Dataset records:
**********

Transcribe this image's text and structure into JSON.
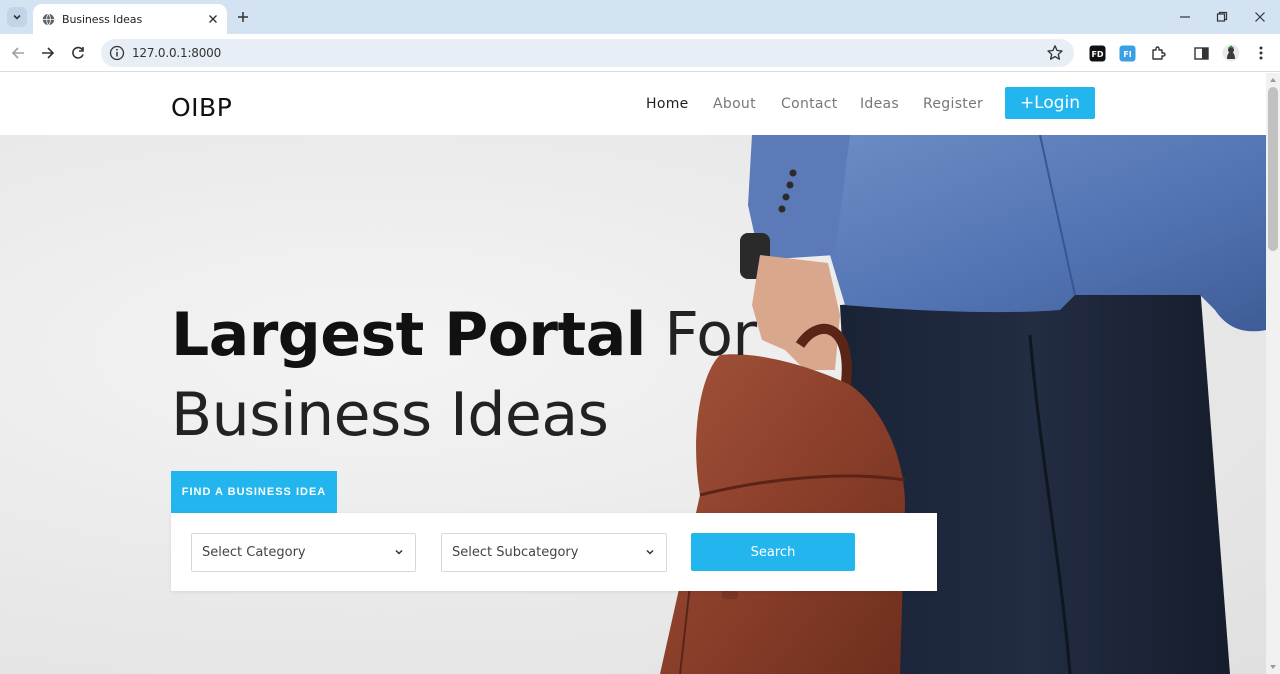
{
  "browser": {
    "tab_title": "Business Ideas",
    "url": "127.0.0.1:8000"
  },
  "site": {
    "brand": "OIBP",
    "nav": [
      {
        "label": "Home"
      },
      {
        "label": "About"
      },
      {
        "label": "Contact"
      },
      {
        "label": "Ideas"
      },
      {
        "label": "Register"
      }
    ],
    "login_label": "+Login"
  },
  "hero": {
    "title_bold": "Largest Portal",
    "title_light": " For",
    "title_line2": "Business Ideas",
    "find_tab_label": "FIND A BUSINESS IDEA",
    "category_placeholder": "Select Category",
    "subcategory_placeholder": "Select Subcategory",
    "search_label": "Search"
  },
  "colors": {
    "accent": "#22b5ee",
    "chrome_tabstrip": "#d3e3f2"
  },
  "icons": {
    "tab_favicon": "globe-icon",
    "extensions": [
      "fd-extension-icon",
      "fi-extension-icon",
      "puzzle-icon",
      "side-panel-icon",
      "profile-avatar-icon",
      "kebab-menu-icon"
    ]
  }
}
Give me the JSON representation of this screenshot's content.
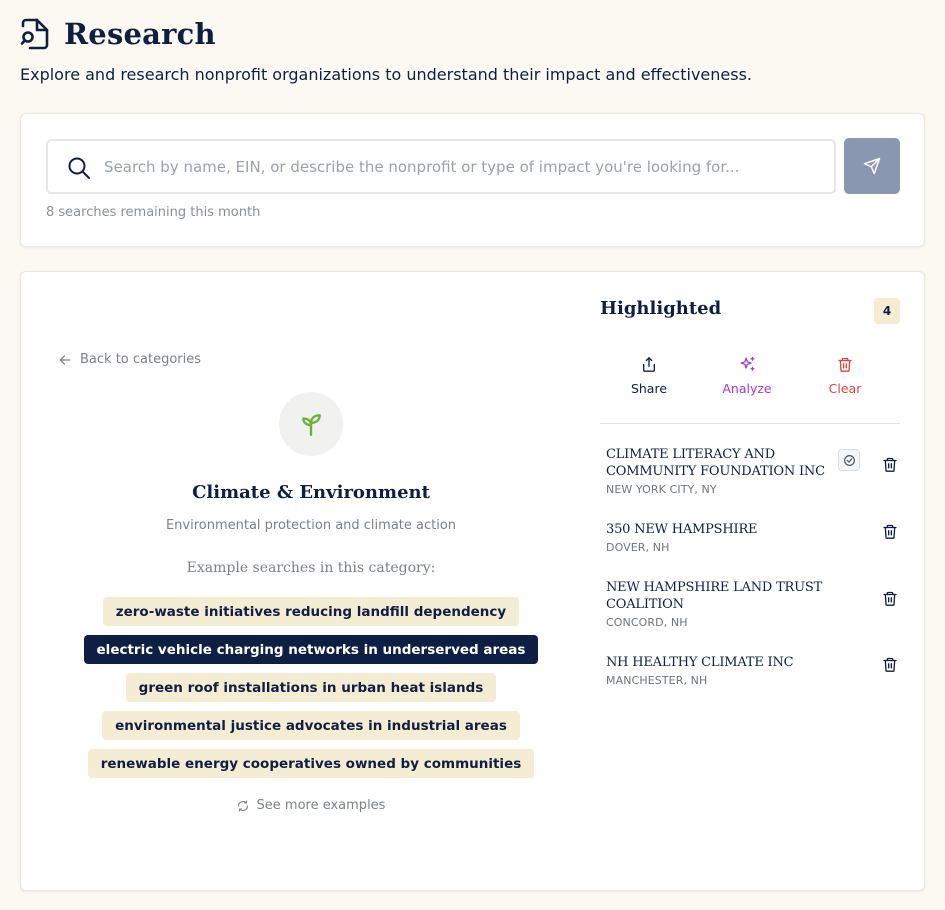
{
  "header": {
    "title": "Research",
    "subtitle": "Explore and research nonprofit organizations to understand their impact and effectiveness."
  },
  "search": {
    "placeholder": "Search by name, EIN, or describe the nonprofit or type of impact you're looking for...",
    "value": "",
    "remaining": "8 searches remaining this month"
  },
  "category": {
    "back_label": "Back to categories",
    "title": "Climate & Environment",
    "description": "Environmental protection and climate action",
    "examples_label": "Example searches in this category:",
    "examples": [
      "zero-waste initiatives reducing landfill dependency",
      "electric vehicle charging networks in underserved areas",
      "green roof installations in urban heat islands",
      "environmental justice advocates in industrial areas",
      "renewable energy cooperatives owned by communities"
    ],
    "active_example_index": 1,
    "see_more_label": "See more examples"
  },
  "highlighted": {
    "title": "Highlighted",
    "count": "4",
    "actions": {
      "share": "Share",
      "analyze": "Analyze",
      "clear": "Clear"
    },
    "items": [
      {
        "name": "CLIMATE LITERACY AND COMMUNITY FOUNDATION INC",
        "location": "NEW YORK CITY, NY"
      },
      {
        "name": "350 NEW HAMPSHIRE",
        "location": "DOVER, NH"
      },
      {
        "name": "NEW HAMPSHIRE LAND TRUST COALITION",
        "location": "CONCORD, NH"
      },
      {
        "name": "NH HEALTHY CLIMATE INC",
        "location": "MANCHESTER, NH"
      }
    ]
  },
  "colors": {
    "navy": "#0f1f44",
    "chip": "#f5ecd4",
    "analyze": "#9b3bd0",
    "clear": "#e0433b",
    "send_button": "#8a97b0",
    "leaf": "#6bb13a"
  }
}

**********

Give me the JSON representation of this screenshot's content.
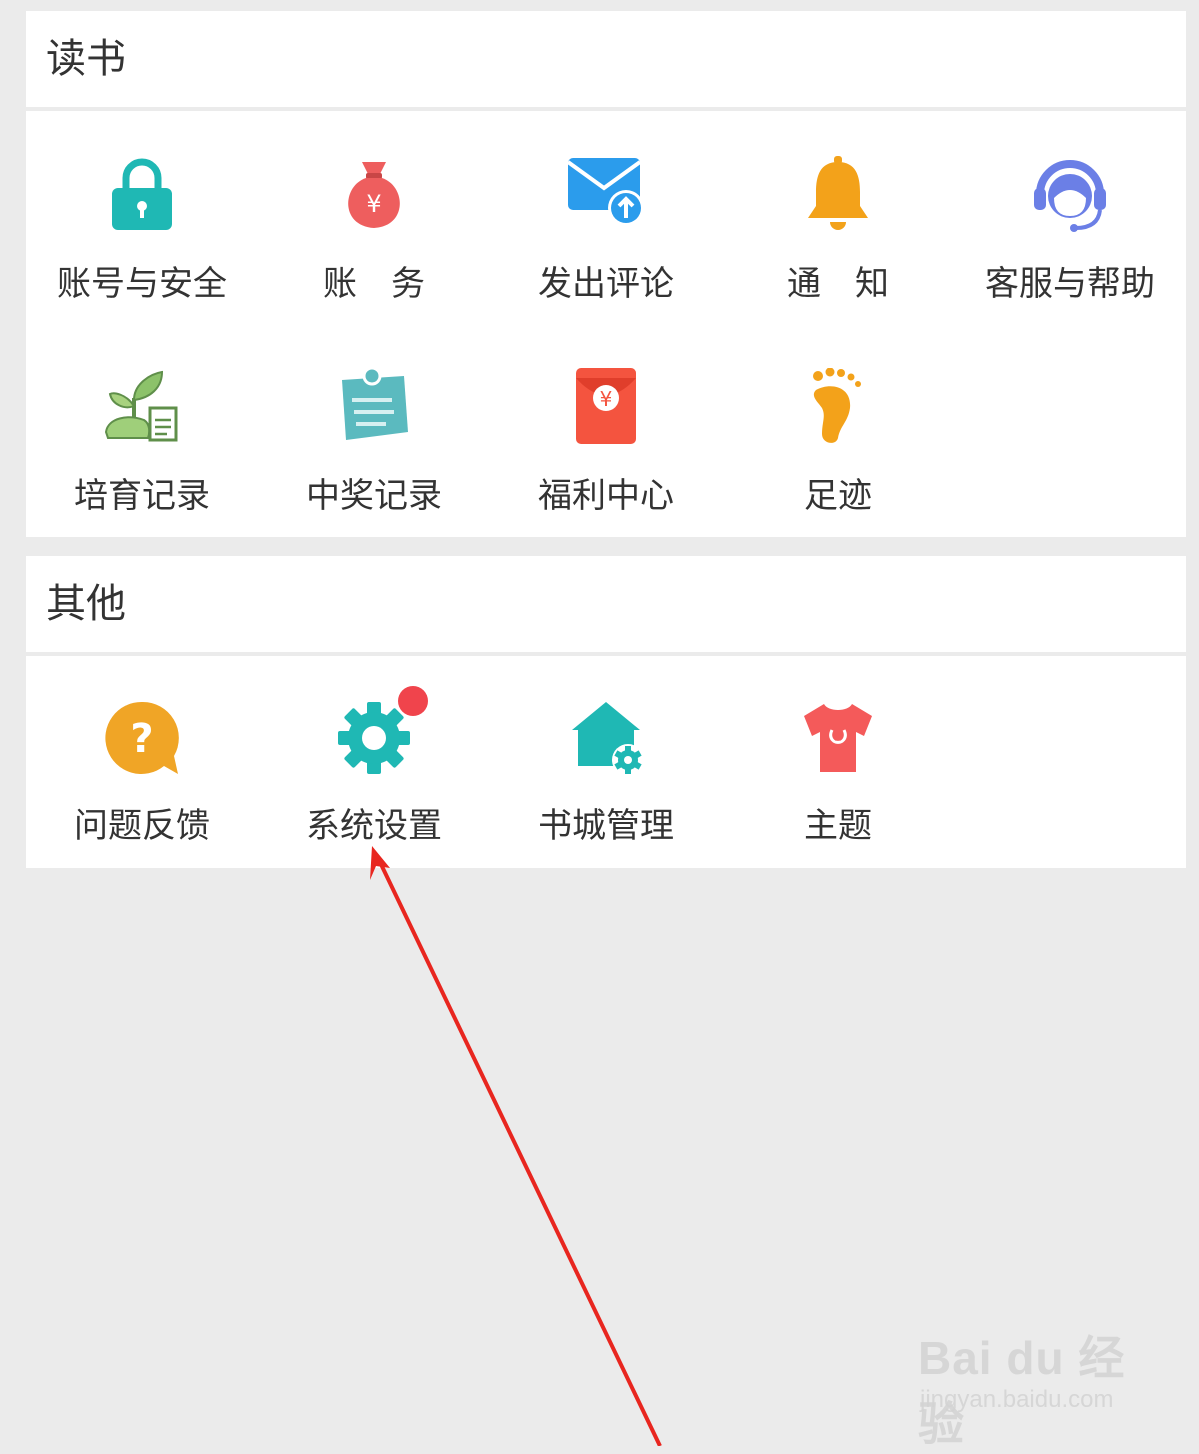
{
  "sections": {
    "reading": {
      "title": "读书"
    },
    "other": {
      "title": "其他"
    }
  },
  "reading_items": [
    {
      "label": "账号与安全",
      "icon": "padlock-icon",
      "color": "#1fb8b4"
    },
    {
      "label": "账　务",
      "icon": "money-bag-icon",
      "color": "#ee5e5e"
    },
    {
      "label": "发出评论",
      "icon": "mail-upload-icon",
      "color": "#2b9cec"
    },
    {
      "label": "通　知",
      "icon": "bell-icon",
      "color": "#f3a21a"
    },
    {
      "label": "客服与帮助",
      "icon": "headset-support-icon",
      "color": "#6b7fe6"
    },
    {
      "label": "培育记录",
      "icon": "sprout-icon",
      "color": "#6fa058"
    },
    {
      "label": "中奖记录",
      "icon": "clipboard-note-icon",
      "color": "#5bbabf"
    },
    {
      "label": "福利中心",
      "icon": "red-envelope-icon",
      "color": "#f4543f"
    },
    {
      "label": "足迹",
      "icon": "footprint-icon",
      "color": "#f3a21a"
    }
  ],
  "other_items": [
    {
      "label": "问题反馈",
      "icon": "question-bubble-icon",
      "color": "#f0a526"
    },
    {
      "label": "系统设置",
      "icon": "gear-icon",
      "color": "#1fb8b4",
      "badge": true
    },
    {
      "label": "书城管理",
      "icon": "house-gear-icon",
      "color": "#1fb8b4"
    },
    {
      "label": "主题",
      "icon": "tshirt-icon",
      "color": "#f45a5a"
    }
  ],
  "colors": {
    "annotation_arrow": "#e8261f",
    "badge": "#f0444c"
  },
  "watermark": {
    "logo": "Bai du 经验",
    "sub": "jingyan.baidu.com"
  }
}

**********

The problem: From the data above, work out how many lines contain the string "impact" and reply with only the number.

Task solution: 2